● **Do this**: Tally the lines in the data that follows that include the word "will", and report nothing but the total.

+++

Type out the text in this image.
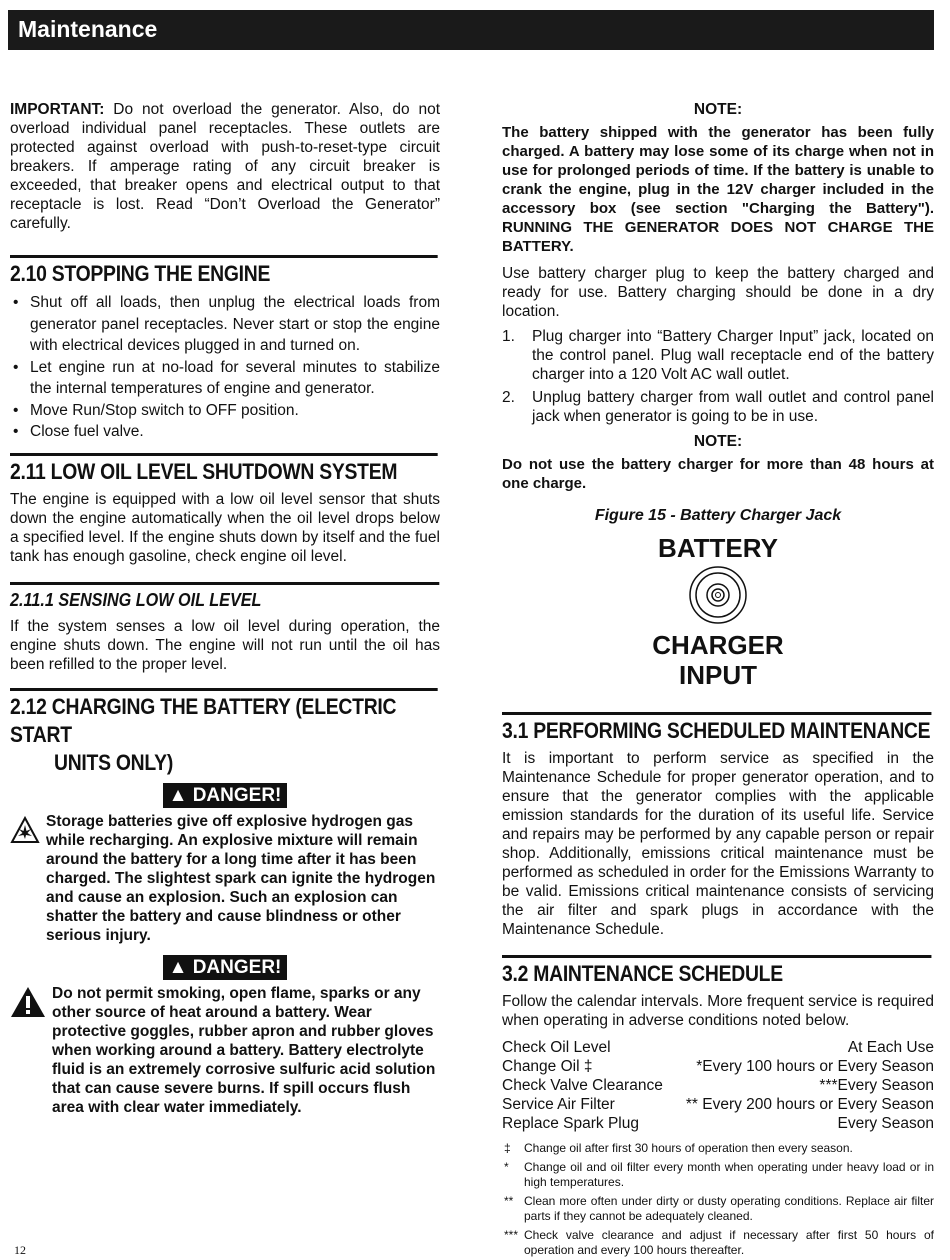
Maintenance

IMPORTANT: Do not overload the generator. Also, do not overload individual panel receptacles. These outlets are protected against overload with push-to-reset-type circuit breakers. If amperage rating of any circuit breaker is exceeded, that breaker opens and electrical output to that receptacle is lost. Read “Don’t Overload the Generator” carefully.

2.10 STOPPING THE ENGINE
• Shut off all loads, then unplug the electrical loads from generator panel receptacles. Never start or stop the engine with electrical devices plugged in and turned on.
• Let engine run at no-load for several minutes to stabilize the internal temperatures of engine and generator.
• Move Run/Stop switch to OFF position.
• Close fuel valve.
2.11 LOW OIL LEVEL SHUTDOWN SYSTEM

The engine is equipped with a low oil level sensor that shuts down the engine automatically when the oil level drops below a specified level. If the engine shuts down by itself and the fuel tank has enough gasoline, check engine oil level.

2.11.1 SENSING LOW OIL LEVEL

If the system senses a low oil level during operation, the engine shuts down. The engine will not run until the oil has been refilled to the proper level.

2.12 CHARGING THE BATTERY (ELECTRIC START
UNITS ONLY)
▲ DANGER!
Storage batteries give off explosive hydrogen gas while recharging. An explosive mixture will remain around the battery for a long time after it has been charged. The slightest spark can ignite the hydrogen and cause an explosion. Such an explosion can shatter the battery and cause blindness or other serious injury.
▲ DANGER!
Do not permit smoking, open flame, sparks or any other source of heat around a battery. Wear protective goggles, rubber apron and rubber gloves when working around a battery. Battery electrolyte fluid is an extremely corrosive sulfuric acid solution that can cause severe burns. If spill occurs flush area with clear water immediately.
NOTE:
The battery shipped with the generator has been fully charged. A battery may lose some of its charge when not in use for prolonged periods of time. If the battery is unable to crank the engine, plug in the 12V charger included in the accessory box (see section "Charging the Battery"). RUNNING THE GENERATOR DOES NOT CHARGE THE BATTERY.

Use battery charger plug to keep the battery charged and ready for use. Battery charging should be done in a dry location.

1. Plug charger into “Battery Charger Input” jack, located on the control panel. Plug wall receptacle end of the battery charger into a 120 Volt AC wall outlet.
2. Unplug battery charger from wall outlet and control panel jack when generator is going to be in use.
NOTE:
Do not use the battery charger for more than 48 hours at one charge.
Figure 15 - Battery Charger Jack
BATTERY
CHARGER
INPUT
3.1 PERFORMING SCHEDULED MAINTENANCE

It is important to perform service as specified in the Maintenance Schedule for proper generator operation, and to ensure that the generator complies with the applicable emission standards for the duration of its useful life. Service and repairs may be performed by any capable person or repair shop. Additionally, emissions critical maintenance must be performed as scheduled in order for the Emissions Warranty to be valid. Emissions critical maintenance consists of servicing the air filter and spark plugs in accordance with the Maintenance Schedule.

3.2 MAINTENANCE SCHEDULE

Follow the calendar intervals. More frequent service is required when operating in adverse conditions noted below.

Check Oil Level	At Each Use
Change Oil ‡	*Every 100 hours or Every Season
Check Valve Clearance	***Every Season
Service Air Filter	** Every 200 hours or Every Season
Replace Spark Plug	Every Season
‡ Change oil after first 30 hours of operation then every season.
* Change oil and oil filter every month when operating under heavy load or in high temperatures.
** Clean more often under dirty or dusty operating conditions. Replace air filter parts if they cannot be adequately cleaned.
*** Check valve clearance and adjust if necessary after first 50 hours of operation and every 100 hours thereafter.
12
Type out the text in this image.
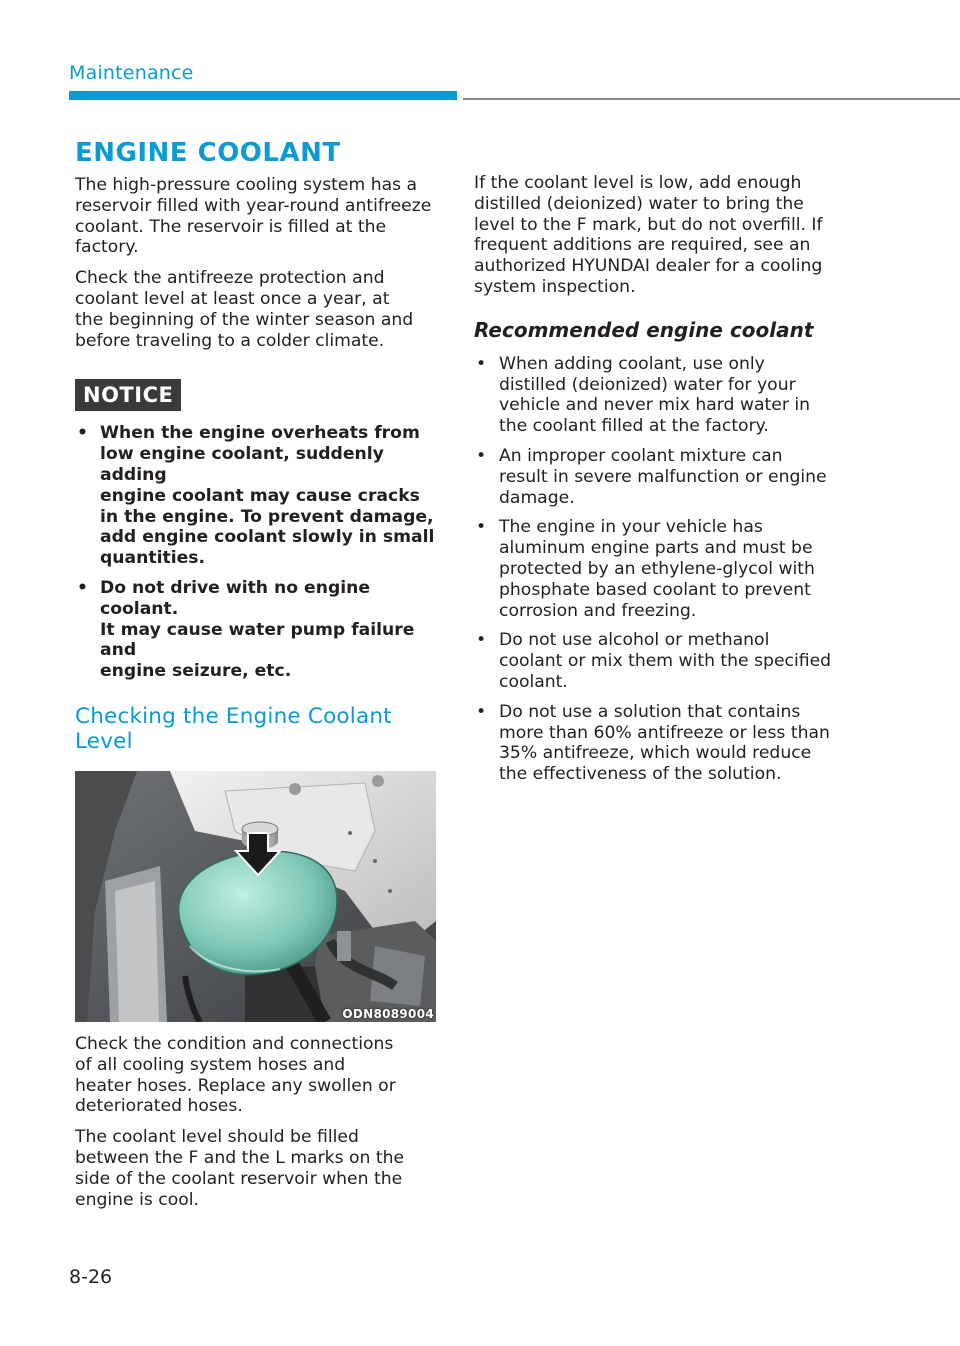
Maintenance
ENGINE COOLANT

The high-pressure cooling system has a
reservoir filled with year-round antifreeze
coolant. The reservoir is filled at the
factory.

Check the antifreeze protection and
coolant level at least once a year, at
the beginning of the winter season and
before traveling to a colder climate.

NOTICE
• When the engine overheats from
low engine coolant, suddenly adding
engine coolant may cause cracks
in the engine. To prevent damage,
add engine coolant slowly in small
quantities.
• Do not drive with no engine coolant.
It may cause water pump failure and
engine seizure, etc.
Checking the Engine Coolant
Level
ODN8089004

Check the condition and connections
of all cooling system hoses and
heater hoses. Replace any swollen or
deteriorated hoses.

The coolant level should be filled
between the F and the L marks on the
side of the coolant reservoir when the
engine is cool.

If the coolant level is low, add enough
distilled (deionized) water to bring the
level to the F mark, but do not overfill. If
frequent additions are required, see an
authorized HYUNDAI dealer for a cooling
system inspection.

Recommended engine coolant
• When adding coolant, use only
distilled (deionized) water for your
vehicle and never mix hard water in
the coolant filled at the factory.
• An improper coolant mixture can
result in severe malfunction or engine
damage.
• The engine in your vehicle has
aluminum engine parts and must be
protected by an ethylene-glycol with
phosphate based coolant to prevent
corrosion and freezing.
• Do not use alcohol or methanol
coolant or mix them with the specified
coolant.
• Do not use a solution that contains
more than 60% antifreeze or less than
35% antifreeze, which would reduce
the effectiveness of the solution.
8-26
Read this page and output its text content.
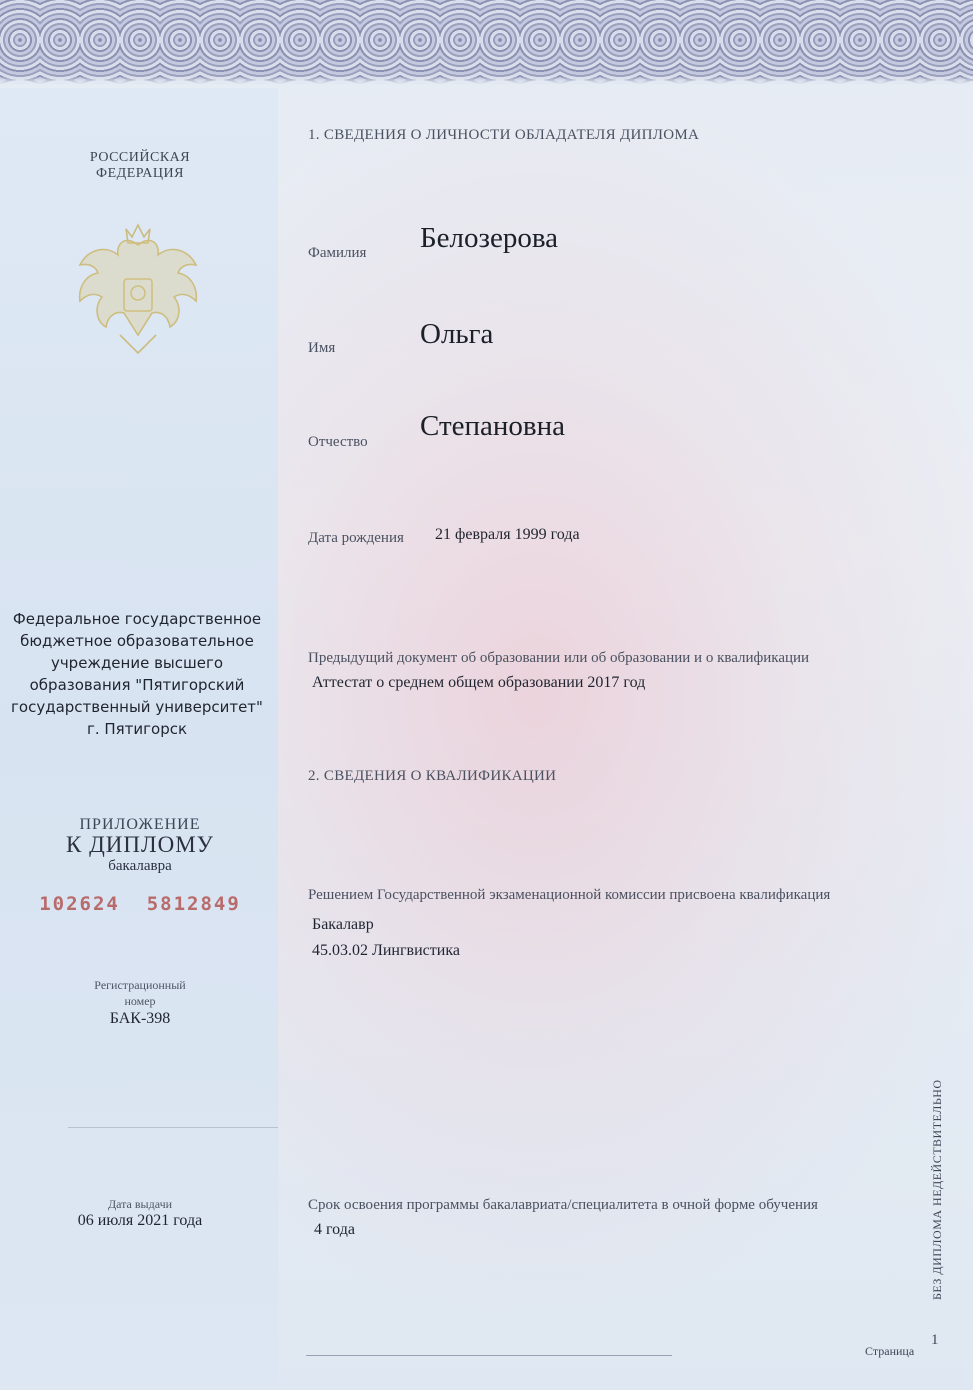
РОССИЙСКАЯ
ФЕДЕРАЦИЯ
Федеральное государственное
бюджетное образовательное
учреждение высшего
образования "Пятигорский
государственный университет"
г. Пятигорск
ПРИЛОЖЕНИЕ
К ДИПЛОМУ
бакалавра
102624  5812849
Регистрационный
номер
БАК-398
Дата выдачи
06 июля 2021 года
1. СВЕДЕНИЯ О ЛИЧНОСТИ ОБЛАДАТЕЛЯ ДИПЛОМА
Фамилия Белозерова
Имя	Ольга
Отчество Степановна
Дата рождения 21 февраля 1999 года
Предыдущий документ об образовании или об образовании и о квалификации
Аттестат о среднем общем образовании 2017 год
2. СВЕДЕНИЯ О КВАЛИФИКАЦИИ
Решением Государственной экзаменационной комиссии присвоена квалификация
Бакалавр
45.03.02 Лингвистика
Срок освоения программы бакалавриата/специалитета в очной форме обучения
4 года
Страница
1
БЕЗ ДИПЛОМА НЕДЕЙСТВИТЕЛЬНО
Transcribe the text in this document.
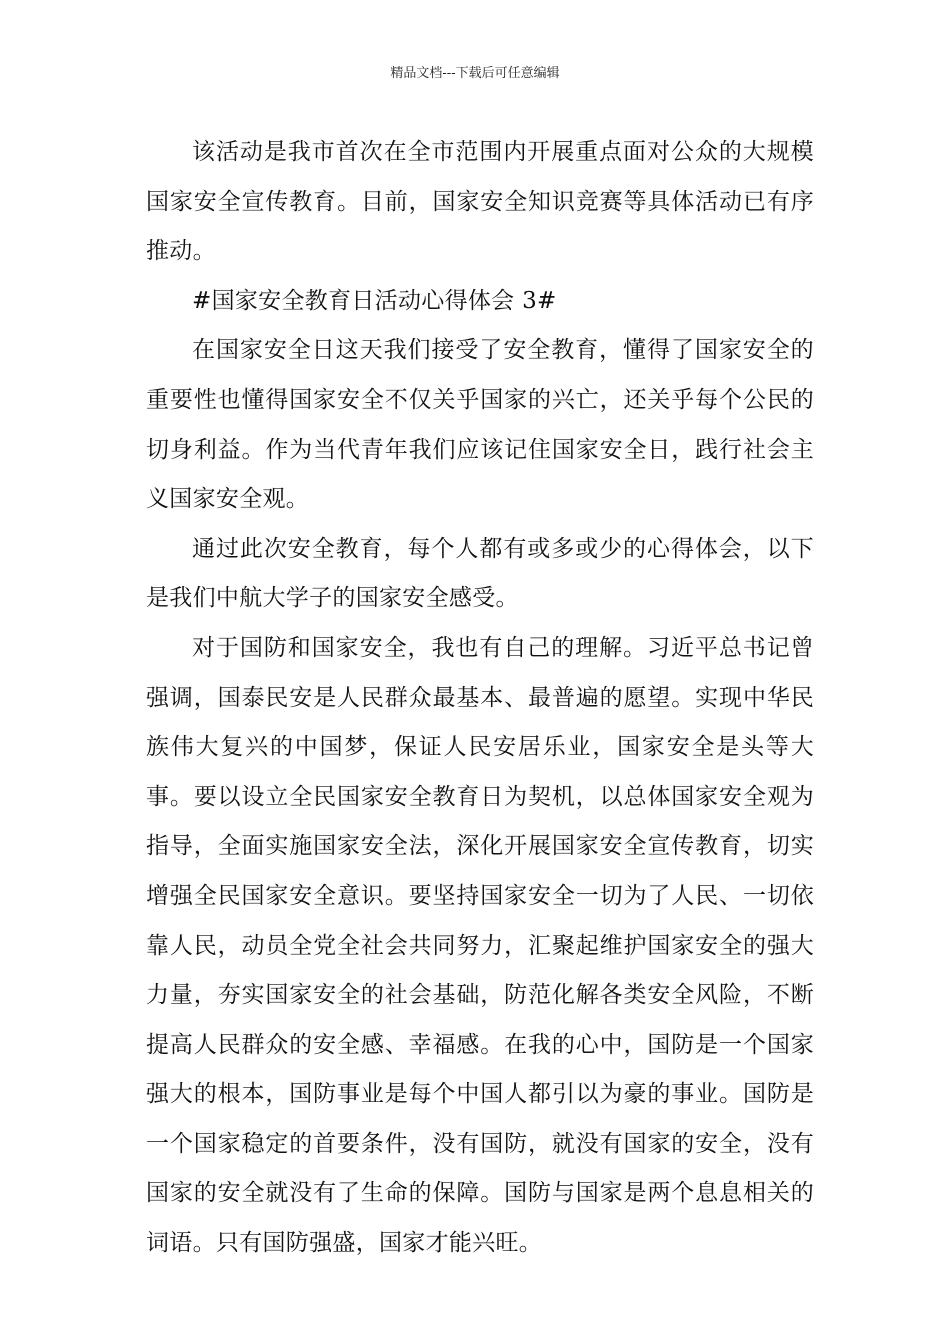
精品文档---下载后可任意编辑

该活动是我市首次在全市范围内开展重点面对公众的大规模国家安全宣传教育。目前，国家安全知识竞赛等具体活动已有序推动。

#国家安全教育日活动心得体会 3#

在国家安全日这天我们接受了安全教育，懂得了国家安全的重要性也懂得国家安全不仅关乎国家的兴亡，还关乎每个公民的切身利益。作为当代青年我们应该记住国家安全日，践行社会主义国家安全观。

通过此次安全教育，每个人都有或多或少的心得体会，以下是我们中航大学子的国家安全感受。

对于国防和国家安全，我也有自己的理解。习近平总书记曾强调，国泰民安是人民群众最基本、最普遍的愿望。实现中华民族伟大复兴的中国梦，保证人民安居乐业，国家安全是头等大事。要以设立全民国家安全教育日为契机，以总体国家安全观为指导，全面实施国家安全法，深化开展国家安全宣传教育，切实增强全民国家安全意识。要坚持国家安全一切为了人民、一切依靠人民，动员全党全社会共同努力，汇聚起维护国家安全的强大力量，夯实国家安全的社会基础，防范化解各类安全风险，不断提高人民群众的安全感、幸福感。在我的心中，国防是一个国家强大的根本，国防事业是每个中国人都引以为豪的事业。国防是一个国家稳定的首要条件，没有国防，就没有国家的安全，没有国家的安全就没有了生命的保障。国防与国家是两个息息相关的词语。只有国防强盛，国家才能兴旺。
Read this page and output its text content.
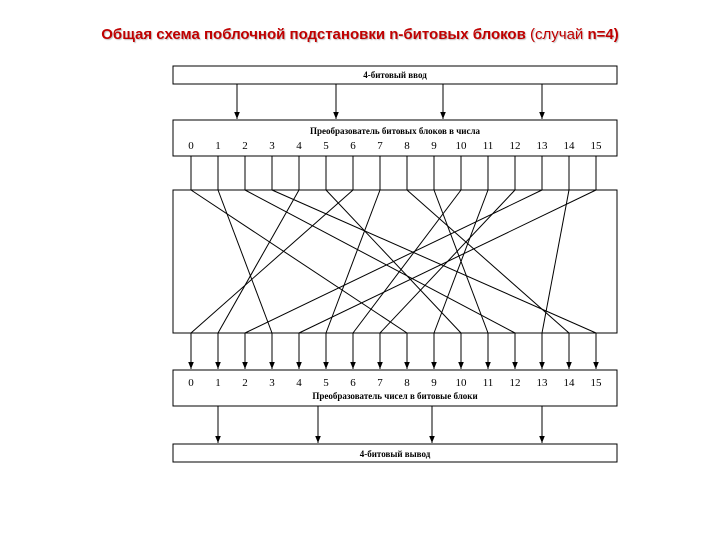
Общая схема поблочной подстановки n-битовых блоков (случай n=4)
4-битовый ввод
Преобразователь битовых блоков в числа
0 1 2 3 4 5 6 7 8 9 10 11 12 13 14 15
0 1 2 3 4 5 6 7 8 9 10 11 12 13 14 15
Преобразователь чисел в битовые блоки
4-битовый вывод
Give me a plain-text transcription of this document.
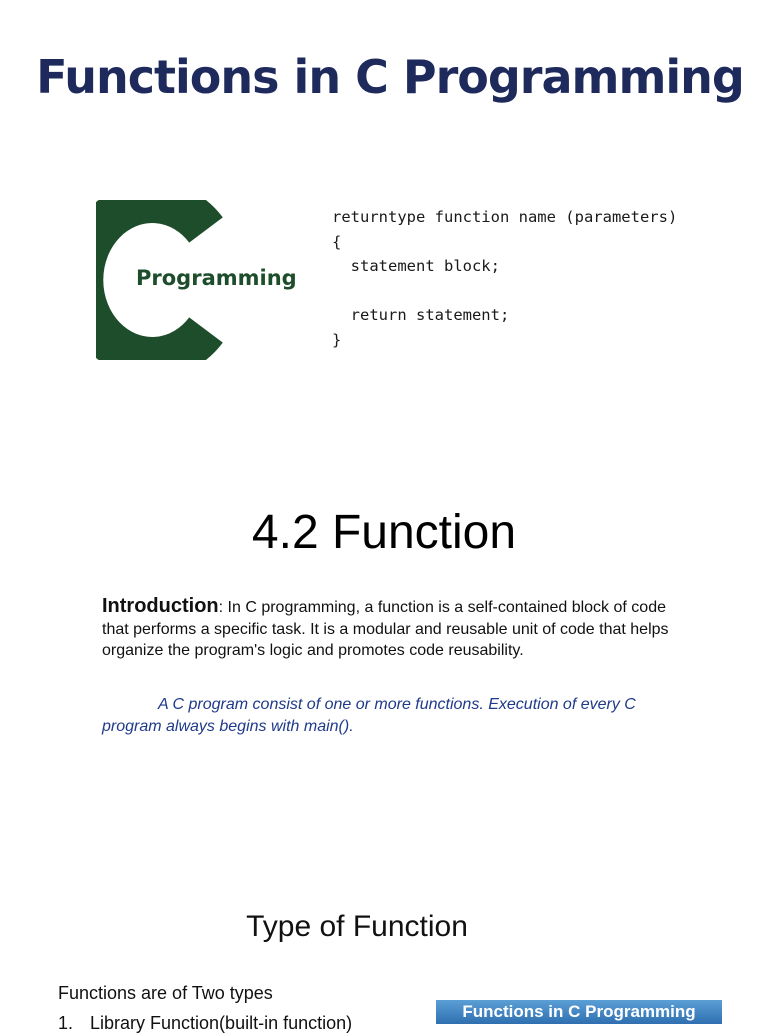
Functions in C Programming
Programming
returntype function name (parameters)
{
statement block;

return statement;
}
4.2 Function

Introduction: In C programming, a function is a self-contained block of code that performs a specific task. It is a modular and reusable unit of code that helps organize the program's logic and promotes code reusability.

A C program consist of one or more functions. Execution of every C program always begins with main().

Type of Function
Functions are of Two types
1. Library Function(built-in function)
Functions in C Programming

+++

● **Reply to the task**: 2